> Task instructions
Write out the data below in full, unchanged, minus the images.

+++ Task inputs

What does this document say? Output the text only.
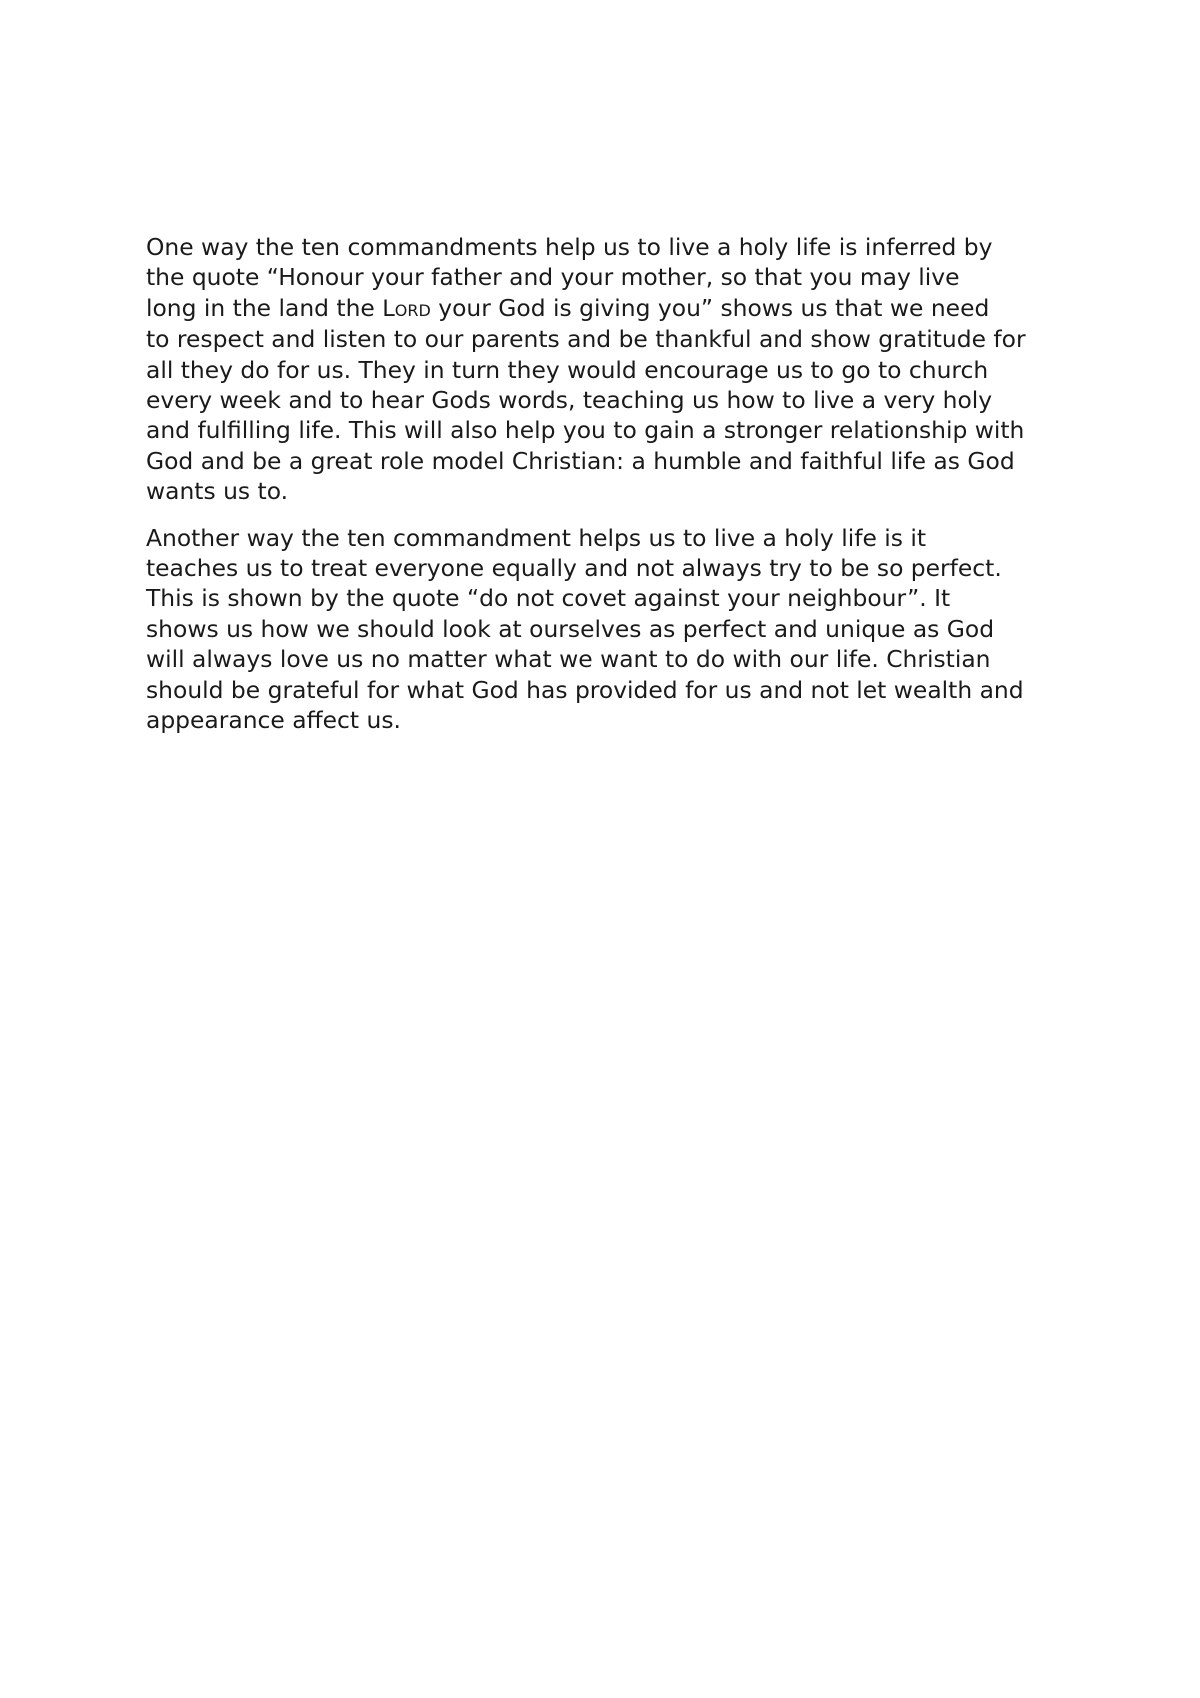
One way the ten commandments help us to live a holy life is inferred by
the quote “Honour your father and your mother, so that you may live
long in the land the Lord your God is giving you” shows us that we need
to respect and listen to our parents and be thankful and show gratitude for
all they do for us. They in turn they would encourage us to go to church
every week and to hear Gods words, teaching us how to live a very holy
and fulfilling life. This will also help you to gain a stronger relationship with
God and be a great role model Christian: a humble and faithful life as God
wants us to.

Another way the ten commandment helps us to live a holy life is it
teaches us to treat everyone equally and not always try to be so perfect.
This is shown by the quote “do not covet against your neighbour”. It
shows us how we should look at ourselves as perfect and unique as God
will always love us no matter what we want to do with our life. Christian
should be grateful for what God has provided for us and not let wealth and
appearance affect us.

++++++

> Worked solution
What does this document say? Output the text only.
One way the ten commandments help us to live a holy life is inferred by
the quote “Honour your father and your mother, so that you may live
long in the land the Lord your God is giving you” shows us that we need
to respect and listen to our parents and be thankful and show gratitude for
all they do for us. They in turn they would encourage us to go to church
every week and to hear Gods words, teaching us how to live a very holy
and fulfilling life. This will also help you to gain a stronger relationship with
God and be a great role model Christian: a humble and faithful life as God
wants us to.

Another way the ten commandment helps us to live a holy life is it
teaches us to treat everyone equally and not always try to be so perfect.
This is shown by the quote “do not covet against your neighbour”. It
shows us how we should look at ourselves as perfect and unique as God
will always love us no matter what we want to do with our life. Christian
should be grateful for what God has provided for us and not let wealth and
appearance affect us.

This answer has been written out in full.